## Begin Excerpted data

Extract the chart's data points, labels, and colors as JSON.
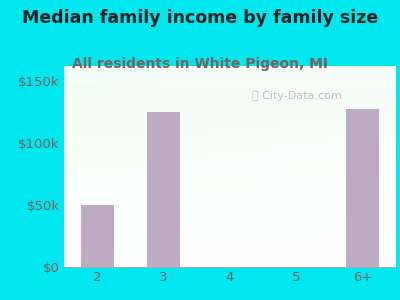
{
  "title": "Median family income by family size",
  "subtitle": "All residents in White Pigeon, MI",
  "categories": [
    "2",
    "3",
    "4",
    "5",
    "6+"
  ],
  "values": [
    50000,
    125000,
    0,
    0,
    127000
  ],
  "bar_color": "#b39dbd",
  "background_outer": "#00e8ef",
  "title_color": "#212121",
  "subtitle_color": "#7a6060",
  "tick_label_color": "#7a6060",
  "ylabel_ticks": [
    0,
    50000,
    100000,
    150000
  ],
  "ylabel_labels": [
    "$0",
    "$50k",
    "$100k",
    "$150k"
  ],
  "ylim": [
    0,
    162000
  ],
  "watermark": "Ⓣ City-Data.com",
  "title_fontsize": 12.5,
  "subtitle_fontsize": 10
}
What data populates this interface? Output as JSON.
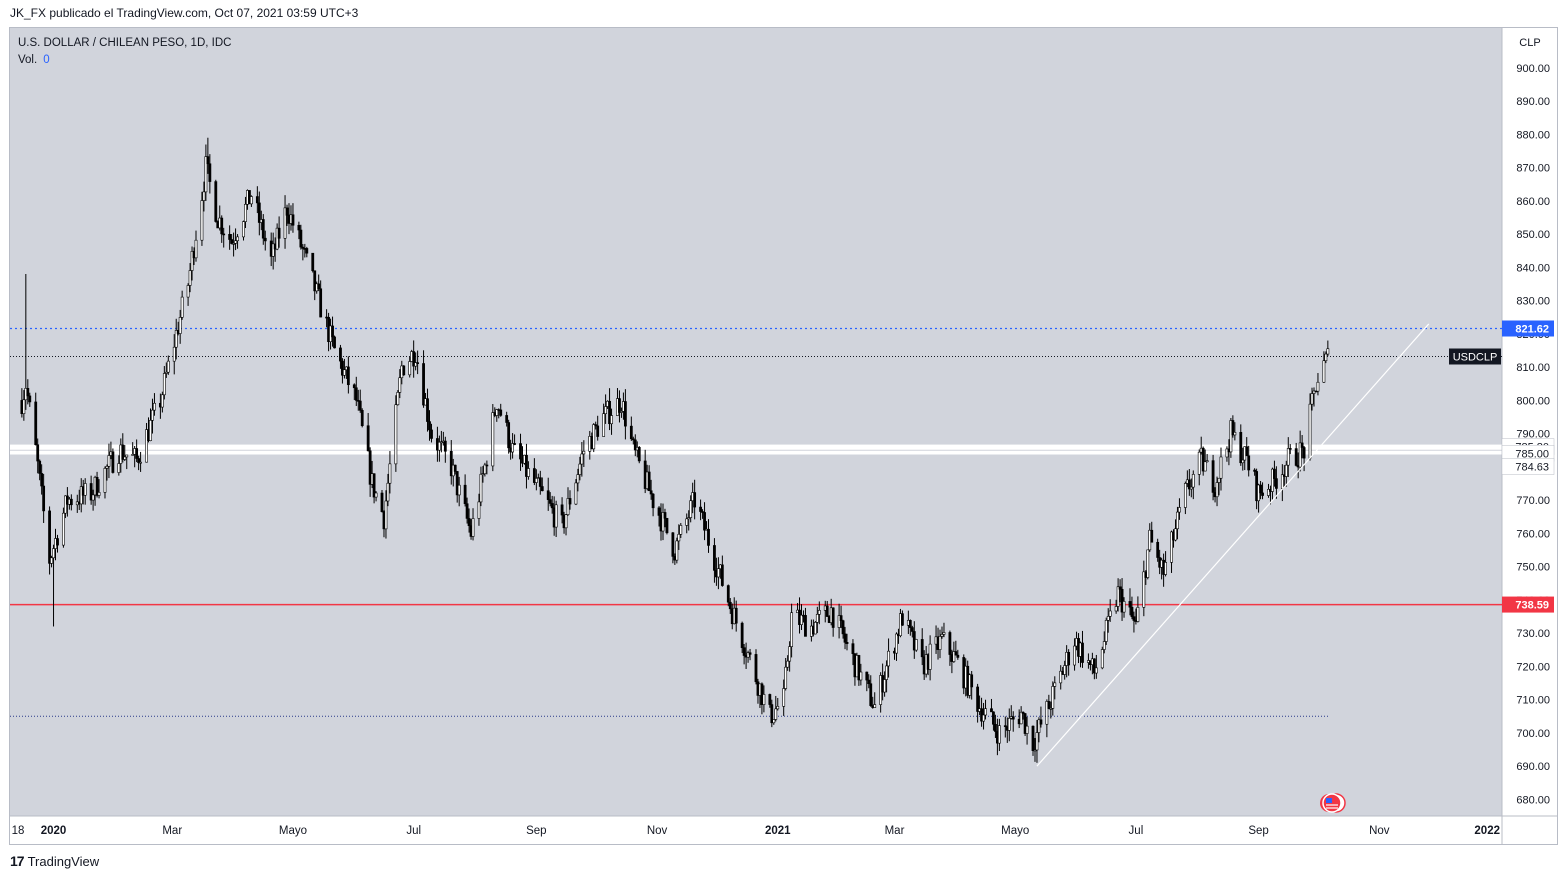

## End Excerpted data
## Begin Excerpted data

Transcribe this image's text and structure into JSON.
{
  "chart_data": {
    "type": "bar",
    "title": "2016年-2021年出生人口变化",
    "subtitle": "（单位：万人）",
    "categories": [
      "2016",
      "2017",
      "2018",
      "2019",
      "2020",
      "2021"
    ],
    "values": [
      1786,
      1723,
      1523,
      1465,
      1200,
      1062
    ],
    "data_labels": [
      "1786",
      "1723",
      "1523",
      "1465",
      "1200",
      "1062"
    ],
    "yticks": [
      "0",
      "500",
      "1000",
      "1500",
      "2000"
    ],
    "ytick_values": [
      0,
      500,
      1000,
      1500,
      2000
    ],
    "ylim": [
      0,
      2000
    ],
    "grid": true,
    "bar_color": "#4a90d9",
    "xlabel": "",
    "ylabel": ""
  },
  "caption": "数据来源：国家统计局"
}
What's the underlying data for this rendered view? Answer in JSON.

## End Excerpted data

> Exercise goal: Within the listing above, extract exactly the lines that run from the one containing "Extract the chart's" through the one containing "What data populates", excluding any pictures.

> Final answer:
Extract the chart's data points, labels, and colors as JSON.
{
  "title": "Median family income by family size",
  "subtitle": "All residents in White Pigeon, MI",
  "categories": [
    "2",
    "3",
    "4",
    "5",
    "6+"
  ],
  "values": [
    50000,
    125000,
    0,
    0,
    127000
  ],
  "bar_color": "#b39dbd",
  "background_outer": "#00e8ef",
  "title_color": "#212121",
  "subtitle_color": "#7a6060",
  "tick_label_color": "#7a6060",
  "ylabel_ticks": [
    0,
    50000,
    100000,
    150000
  ],
  "ylabel_labels": [
    "$0",
    "$50k",
    "$100k",
    "$150k"
  ],
  "ylim": [
    0,
    162000
  ],
  "watermark": "Ⓣ City-Data.com",
  "title_fontsize": 12.5,
  "subtitle_fontsize": 10
}
What data populates this interface? Output as JSON.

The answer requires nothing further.